begin Data listing

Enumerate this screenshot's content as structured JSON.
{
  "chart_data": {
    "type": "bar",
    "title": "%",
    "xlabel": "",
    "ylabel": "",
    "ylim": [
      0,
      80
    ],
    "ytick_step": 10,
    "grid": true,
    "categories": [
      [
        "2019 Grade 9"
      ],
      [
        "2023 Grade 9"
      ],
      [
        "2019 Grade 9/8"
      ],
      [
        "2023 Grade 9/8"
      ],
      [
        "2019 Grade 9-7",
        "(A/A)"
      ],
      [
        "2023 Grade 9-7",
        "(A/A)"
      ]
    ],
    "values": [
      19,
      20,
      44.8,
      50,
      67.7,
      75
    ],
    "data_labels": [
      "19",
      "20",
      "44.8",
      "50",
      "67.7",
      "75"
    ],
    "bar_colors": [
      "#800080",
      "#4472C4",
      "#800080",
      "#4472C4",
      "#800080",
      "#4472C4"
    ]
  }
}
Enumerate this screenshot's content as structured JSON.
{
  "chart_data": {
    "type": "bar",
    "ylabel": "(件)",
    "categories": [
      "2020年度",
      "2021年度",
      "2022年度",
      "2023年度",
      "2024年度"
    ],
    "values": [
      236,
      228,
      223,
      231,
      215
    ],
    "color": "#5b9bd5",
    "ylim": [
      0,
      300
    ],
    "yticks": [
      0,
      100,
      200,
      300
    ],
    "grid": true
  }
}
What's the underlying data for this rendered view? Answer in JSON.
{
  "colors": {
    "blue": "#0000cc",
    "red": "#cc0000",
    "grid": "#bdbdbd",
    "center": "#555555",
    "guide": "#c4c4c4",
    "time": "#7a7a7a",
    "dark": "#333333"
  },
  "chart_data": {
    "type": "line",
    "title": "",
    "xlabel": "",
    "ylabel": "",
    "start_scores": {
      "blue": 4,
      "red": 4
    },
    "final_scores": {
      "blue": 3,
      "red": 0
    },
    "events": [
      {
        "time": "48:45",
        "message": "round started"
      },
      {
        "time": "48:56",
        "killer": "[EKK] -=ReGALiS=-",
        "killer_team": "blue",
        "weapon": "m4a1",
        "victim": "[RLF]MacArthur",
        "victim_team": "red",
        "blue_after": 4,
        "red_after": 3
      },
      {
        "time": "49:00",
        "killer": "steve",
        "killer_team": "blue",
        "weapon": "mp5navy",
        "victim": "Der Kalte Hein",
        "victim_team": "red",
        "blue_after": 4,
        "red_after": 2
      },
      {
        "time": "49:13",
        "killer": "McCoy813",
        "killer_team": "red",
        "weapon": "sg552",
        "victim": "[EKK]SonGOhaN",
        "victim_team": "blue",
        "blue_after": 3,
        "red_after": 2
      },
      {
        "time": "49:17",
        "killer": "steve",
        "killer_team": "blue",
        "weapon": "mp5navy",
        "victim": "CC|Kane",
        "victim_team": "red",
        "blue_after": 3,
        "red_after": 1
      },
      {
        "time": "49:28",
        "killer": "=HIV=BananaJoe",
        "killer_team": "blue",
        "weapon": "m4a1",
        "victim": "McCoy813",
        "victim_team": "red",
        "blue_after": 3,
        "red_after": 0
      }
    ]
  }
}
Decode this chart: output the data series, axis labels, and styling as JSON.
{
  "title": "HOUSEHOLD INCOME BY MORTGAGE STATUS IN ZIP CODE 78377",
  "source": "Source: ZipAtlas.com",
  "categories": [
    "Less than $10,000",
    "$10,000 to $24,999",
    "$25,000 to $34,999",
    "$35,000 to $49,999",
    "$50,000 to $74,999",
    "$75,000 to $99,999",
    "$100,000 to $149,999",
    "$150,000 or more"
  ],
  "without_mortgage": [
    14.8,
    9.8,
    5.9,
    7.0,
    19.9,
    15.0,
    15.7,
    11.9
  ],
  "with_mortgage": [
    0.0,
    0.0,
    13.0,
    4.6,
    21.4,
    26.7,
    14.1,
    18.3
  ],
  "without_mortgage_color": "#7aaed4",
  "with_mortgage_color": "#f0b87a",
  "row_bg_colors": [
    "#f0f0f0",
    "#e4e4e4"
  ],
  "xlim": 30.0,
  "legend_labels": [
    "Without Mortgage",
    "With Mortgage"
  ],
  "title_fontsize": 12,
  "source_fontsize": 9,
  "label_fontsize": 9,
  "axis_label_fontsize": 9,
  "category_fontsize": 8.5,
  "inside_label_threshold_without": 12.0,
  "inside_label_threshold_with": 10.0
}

end Data listing

Write out exactly the lines of the entries above that run from the line containing "Decode this chart: output" through the last line, including both.

» Solved exercise
Decode this chart: output the data series, axis labels, and styling as JSON.
{
  "title": "HOUSEHOLD INCOME BY MORTGAGE STATUS IN ZIP CODE 78377",
  "source": "Source: ZipAtlas.com",
  "categories": [
    "Less than $10,000",
    "$10,000 to $24,999",
    "$25,000 to $34,999",
    "$35,000 to $49,999",
    "$50,000 to $74,999",
    "$75,000 to $99,999",
    "$100,000 to $149,999",
    "$150,000 or more"
  ],
  "without_mortgage": [
    14.8,
    9.8,
    5.9,
    7.0,
    19.9,
    15.0,
    15.7,
    11.9
  ],
  "with_mortgage": [
    0.0,
    0.0,
    13.0,
    4.6,
    21.4,
    26.7,
    14.1,
    18.3
  ],
  "without_mortgage_color": "#7aaed4",
  "with_mortgage_color": "#f0b87a",
  "row_bg_colors": [
    "#f0f0f0",
    "#e4e4e4"
  ],
  "xlim": 30.0,
  "legend_labels": [
    "Without Mortgage",
    "With Mortgage"
  ],
  "title_fontsize": 12,
  "source_fontsize": 9,
  "label_fontsize": 9,
  "axis_label_fontsize": 9,
  "category_fontsize": 8.5,
  "inside_label_threshold_without": 12.0,
  "inside_label_threshold_with": 10.0
}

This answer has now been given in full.